▸ **EXERCISE MATERIALS**
===
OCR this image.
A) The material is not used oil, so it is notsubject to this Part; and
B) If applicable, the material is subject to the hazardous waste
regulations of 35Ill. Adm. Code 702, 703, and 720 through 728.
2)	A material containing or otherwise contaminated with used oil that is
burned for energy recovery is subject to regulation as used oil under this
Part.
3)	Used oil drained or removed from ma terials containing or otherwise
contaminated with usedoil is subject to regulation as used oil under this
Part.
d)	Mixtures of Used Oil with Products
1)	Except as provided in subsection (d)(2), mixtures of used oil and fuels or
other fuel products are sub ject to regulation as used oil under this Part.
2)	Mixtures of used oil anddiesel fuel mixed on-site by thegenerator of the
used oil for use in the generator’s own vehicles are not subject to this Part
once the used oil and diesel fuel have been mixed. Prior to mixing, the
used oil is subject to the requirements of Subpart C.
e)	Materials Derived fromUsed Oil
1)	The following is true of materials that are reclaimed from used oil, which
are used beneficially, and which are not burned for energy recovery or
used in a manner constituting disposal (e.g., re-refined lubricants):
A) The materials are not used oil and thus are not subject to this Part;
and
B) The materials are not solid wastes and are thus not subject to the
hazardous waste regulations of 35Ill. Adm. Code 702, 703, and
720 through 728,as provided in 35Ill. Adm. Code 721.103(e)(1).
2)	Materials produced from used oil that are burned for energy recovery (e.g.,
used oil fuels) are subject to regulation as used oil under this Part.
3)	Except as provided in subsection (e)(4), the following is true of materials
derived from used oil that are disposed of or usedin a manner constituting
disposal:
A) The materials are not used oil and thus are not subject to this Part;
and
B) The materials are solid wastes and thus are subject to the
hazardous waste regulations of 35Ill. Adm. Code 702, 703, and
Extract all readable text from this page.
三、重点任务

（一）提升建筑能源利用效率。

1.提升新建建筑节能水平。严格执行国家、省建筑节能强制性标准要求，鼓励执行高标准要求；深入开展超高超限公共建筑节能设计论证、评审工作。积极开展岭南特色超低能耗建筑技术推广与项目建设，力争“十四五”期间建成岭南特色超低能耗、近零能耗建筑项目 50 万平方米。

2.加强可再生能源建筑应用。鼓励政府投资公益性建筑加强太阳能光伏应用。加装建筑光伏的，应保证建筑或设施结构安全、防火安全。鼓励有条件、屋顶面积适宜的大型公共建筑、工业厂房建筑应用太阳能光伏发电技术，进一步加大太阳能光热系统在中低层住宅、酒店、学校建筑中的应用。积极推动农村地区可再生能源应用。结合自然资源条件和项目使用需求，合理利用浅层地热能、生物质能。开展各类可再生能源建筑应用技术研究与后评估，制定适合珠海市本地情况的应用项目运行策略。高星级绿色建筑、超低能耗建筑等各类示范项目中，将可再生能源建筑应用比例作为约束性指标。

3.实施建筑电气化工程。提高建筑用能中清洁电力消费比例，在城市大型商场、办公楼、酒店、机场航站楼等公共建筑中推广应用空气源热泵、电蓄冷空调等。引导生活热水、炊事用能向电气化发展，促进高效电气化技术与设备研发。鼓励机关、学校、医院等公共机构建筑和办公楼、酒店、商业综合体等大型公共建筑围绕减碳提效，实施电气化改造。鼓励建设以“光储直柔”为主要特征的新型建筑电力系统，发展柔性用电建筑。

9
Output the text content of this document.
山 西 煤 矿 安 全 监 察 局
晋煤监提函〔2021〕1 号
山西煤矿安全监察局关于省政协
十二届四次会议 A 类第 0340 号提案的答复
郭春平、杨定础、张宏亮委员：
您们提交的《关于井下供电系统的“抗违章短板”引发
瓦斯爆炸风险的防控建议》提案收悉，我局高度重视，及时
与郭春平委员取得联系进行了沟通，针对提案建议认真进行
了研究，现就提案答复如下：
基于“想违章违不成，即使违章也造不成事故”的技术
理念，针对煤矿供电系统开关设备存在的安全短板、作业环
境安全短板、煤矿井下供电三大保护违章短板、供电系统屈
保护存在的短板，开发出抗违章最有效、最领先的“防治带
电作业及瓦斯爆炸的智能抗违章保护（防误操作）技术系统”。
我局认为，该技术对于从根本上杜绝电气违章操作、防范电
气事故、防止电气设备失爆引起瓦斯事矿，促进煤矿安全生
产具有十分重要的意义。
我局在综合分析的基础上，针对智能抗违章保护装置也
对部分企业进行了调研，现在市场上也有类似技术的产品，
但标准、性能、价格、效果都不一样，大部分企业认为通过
===
▸ **EXERCISE AIM**
Scan the lines for the string "manner". Copy out each line that matches.

▸ **RESPONSE**
used in a manner constituting disposal (e.g., re-refined lubricants):
derived from used oil that are disposed of or usedin a manner constituting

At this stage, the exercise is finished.